##### Supplied information

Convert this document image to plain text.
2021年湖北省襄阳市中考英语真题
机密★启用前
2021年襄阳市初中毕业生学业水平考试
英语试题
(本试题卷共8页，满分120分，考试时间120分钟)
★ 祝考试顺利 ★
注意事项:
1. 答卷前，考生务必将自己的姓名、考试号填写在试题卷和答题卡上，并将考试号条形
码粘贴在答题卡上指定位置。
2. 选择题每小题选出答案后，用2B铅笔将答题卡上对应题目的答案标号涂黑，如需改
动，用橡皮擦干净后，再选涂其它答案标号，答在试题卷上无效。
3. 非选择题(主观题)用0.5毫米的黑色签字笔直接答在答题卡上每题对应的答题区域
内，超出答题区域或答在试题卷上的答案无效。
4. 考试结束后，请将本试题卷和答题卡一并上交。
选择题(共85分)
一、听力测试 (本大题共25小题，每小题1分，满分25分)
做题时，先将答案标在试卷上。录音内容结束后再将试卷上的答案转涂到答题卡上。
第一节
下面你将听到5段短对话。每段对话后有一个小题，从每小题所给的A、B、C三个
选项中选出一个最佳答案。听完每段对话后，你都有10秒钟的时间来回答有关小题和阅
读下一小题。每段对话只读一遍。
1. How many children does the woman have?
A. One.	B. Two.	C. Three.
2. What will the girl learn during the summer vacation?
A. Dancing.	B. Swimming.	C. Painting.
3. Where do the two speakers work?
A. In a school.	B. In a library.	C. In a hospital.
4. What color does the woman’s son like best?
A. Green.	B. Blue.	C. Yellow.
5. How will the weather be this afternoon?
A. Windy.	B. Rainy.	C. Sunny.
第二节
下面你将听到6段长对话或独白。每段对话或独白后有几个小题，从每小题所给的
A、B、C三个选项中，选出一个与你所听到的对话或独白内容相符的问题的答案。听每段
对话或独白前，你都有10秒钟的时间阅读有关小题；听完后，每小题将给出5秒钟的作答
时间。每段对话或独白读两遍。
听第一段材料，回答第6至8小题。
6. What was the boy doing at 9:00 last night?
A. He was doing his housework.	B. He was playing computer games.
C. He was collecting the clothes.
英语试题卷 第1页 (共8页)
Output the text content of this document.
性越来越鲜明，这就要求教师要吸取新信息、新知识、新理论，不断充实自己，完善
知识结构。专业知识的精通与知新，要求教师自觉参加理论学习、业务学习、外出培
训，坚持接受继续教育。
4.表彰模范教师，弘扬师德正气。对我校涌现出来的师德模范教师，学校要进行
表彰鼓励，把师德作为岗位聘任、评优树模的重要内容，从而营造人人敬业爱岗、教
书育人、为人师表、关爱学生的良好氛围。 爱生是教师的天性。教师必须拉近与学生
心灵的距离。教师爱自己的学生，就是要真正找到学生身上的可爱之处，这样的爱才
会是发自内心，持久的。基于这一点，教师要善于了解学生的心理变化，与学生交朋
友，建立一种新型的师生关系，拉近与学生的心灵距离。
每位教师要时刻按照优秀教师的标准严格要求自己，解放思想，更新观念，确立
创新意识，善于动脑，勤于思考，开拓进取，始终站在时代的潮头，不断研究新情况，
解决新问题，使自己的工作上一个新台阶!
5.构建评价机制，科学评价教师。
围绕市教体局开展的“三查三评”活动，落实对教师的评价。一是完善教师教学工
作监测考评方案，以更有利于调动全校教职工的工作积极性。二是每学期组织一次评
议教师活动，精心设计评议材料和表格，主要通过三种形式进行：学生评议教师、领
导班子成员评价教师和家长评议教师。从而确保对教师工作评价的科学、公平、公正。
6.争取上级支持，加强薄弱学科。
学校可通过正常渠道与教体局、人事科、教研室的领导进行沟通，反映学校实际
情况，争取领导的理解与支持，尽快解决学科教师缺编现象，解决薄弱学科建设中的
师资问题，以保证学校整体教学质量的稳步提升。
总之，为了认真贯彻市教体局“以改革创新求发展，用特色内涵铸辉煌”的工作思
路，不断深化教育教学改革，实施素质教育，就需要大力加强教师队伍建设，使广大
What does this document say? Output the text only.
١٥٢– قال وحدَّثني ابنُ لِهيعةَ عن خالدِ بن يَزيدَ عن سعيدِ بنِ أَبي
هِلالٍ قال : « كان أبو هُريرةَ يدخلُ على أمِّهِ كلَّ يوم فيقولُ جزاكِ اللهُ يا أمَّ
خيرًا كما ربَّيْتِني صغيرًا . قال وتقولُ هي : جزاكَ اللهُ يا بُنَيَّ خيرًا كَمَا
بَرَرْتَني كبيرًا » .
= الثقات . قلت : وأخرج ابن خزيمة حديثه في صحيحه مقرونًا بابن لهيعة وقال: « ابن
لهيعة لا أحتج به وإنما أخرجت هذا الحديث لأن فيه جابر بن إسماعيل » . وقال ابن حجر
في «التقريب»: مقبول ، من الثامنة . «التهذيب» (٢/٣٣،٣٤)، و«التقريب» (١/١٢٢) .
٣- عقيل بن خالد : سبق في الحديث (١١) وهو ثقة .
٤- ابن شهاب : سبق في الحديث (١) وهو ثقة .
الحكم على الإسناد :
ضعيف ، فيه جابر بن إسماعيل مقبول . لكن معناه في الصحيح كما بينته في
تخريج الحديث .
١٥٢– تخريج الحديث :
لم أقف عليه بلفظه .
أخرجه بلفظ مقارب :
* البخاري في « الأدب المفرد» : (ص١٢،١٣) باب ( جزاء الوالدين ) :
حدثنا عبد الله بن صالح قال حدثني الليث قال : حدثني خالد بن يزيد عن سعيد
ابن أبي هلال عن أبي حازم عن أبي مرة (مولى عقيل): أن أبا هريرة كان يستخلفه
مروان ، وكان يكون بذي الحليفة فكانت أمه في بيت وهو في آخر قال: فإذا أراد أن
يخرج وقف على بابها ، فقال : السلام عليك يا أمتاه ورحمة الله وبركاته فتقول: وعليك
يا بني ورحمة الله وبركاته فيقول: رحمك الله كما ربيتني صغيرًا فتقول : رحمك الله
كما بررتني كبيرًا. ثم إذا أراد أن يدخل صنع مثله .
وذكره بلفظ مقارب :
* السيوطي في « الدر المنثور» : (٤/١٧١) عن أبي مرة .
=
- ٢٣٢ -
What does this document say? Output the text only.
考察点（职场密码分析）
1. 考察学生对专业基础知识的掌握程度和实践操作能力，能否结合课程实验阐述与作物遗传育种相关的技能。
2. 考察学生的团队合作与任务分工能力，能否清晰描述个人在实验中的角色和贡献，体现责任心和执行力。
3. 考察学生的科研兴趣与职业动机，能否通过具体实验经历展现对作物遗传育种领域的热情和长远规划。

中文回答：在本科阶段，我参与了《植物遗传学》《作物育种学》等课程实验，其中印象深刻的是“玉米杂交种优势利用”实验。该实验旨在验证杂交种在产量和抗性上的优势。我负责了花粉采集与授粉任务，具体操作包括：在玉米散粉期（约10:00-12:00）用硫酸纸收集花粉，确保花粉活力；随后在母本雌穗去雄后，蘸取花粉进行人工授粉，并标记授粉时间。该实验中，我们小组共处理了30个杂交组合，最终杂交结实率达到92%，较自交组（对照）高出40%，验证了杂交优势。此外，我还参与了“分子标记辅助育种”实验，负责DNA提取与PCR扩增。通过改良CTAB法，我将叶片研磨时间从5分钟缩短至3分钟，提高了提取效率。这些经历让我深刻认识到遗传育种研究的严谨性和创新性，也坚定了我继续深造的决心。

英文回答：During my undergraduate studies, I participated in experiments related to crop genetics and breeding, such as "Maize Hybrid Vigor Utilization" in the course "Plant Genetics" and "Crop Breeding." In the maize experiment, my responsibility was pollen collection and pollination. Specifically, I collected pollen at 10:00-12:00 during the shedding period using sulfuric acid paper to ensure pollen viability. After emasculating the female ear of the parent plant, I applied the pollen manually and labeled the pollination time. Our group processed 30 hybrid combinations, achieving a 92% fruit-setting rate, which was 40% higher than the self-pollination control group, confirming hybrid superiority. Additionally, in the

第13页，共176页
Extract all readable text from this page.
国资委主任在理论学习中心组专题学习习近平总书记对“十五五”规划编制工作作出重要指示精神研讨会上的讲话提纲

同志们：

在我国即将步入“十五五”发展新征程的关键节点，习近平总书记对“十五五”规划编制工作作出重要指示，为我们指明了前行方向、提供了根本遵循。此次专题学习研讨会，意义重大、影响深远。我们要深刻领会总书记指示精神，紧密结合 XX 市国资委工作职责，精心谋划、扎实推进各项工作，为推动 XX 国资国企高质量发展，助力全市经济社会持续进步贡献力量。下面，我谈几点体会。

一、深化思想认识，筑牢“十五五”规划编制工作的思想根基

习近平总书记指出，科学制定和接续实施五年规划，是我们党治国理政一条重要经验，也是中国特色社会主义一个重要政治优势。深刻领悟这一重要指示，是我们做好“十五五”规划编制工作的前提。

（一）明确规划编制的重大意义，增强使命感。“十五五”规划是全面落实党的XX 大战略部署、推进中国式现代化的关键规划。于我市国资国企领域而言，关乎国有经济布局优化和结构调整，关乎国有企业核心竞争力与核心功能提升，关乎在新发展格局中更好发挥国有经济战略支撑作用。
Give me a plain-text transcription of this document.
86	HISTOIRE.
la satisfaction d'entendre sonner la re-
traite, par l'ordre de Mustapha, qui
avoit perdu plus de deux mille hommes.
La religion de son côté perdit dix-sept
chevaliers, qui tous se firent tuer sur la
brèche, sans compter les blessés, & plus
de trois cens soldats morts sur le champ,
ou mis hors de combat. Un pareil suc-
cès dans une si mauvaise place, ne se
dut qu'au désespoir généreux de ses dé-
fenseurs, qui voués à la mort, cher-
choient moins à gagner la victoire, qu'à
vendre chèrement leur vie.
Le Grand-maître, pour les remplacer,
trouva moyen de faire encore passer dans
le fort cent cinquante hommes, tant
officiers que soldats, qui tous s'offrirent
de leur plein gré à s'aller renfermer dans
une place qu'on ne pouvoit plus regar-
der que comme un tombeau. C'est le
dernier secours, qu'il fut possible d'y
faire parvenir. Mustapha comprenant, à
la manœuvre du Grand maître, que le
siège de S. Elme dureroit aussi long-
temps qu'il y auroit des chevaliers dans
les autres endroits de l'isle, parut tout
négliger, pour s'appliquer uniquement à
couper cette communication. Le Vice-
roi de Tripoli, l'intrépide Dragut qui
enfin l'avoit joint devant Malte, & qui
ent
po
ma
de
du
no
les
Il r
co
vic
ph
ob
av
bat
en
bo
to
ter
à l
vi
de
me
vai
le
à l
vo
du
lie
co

##########

→ **Exercise aim**:
Lines from the one containing "Give me a plain-text" through the final line are to be given again verbatim, with nothing before or after.

→ **Expected answer**:
Give me a plain-text transcription of this document.
86	HISTOIRE.
la satisfaction d'entendre sonner la re-
traite, par l'ordre de Mustapha, qui
avoit perdu plus de deux mille hommes.
La religion de son côté perdit dix-sept
chevaliers, qui tous se firent tuer sur la
brèche, sans compter les blessés, & plus
de trois cens soldats morts sur le champ,
ou mis hors de combat. Un pareil suc-
cès dans une si mauvaise place, ne se
dut qu'au désespoir généreux de ses dé-
fenseurs, qui voués à la mort, cher-
choient moins à gagner la victoire, qu'à
vendre chèrement leur vie.
Le Grand-maître, pour les remplacer,
trouva moyen de faire encore passer dans
le fort cent cinquante hommes, tant
officiers que soldats, qui tous s'offrirent
de leur plein gré à s'aller renfermer dans
une place qu'on ne pouvoit plus regar-
der que comme un tombeau. C'est le
dernier secours, qu'il fut possible d'y
faire parvenir. Mustapha comprenant, à
la manœuvre du Grand maître, que le
siège de S. Elme dureroit aussi long-
temps qu'il y auroit des chevaliers dans
les autres endroits de l'isle, parut tout
négliger, pour s'appliquer uniquement à
couper cette communication. Le Vice-
roi de Tripoli, l'intrépide Dragut qui
enfin l'avoit joint devant Malte, & qui
ent
po
ma
de
du
no
les
Il r
co
vic
ph
ob
av
bat
en
bo
to
ter
à l
vi
de
me
vai
le
à l
vo
du
lie
co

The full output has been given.